TO BE DONE: Copy every record below, exactly as written.

┌─ MATERIAL SUPPLIED

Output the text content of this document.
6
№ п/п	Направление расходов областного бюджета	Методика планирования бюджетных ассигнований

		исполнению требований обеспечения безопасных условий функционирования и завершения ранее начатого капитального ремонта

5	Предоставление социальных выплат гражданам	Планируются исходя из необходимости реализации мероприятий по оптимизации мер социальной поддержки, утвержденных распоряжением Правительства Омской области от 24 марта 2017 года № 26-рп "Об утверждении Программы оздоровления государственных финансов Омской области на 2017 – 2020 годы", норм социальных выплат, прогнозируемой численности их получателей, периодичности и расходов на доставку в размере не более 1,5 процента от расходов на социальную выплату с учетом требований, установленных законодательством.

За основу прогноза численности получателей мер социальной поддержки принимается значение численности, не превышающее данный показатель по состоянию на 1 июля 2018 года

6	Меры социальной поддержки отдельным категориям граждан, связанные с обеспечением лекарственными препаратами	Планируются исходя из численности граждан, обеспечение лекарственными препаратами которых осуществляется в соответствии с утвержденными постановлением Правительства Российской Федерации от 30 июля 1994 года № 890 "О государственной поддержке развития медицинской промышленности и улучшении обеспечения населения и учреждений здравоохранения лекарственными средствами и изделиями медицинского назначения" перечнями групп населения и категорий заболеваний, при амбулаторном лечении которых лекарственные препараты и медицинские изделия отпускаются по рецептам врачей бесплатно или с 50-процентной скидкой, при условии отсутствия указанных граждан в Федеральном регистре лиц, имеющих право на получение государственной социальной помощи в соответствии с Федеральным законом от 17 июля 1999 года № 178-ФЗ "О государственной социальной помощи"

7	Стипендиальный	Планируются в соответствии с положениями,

└─

WRITTEN ANSWER:
Output the text content of this document.
6
№ п/п	Направление расходов областного бюджета	Методика планирования бюджетных ассигнований

		исполнению требований обеспечения безопасных условий функционирования и завершения ранее начатого капитального ремонта

5	Предоставление социальных выплат гражданам	Планируются исходя из необходимости реализации мероприятий по оптимизации мер социальной поддержки, утвержденных распоряжением Правительства Омской области от 24 марта 2017 года № 26-рп "Об утверждении Программы оздоровления государственных финансов Омской области на 2017 – 2020 годы", норм социальных выплат, прогнозируемой численности их получателей, периодичности и расходов на доставку в размере не более 1,5 процента от расходов на социальную выплату с учетом требований, установленных законодательством.

За основу прогноза численности получателей мер социальной поддержки принимается значение численности, не превышающее данный показатель по состоянию на 1 июля 2018 года

6	Меры социальной поддержки отдельным категориям граждан, связанные с обеспечением лекарственными препаратами	Планируются исходя из численности граждан, обеспечение лекарственными препаратами которых осуществляется в соответствии с утвержденными постановлением Правительства Российской Федерации от 30 июля 1994 года № 890 "О государственной поддержке развития медицинской промышленности и улучшении обеспечения населения и учреждений здравоохранения лекарственными средствами и изделиями медицинского назначения" перечнями групп населения и категорий заболеваний, при амбулаторном лечении которых лекарственные препараты и медицинские изделия отпускаются по рецептам врачей бесплатно или с 50-процентной скидкой, при условии отсутствия указанных граждан в Федеральном регистре лиц, имеющих право на получение государственной социальной помощи в соответствии с Федеральным законом от 17 июля 1999 года № 178-ФЗ "О государственной социальной помощи"

7	Стипендиальный	Планируются в соответствии с положениями,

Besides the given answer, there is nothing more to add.